## WHAT TO WORK ON
Set down each record exactly as written.

## INPUT DATA
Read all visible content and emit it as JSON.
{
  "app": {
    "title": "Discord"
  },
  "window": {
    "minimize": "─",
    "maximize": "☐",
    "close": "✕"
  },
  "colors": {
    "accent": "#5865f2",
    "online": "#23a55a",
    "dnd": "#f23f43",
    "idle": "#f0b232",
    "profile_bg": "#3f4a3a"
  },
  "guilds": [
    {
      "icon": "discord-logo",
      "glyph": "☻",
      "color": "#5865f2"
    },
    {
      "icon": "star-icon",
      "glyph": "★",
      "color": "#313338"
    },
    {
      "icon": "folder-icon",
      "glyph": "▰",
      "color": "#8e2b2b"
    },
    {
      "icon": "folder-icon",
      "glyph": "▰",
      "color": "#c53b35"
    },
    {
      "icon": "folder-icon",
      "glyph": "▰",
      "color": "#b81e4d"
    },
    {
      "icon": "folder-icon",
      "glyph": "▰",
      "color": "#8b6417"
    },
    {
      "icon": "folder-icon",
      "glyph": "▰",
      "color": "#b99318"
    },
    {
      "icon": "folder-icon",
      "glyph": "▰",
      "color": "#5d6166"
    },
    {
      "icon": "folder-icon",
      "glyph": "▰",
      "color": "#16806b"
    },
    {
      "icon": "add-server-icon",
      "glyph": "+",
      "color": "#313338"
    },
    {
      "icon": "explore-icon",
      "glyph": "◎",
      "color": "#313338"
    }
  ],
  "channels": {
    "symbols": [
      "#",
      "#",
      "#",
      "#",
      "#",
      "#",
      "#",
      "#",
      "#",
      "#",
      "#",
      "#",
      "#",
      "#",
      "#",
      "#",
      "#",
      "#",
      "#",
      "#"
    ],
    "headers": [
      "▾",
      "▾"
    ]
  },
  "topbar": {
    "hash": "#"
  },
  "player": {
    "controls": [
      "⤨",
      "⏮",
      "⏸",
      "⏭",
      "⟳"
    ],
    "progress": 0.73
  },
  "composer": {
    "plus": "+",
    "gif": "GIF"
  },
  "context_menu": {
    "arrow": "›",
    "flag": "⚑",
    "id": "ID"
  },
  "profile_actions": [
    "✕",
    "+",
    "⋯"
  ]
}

## EXPECTED OUTPUT
Read all visible content and emit it as JSON.
{
  "app": {
    "title": "Discord"
  },
  "window": {
    "minimize": "─",
    "maximize": "☐",
    "close": "✕"
  },
  "colors": {
    "accent": "#5865f2",
    "online": "#23a55a",
    "dnd": "#f23f43",
    "idle": "#f0b232",
    "profile_bg": "#3f4a3a"
  },
  "guilds": [
    {
      "icon": "discord-logo",
      "glyph": "☻",
      "color": "#5865f2"
    },
    {
      "icon": "star-icon",
      "glyph": "★",
      "color": "#313338"
    },
    {
      "icon": "folder-icon",
      "glyph": "▰",
      "color": "#8e2b2b"
    },
    {
      "icon": "folder-icon",
      "glyph": "▰",
      "color": "#c53b35"
    },
    {
      "icon": "folder-icon",
      "glyph": "▰",
      "color": "#b81e4d"
    },
    {
      "icon": "folder-icon",
      "glyph": "▰",
      "color": "#8b6417"
    },
    {
      "icon": "folder-icon",
      "glyph": "▰",
      "color": "#b99318"
    },
    {
      "icon": "folder-icon",
      "glyph": "▰",
      "color": "#5d6166"
    },
    {
      "icon": "folder-icon",
      "glyph": "▰",
      "color": "#16806b"
    },
    {
      "icon": "add-server-icon",
      "glyph": "+",
      "color": "#313338"
    },
    {
      "icon": "explore-icon",
      "glyph": "◎",
      "color": "#313338"
    }
  ],
  "channels": {
    "symbols": [
      "#",
      "#",
      "#",
      "#",
      "#",
      "#",
      "#",
      "#",
      "#",
      "#",
      "#",
      "#",
      "#",
      "#",
      "#",
      "#",
      "#",
      "#",
      "#",
      "#"
    ],
    "headers": [
      "▾",
      "▾"
    ]
  },
  "topbar": {
    "hash": "#"
  },
  "player": {
    "controls": [
      "⤨",
      "⏮",
      "⏸",
      "⏭",
      "⟳"
    ],
    "progress": 0.73
  },
  "composer": {
    "plus": "+",
    "gif": "GIF"
  },
  "context_menu": {
    "arrow": "›",
    "flag": "⚑",
    "id": "ID"
  },
  "profile_actions": [
    "✕",
    "+",
    "⋯"
  ]
}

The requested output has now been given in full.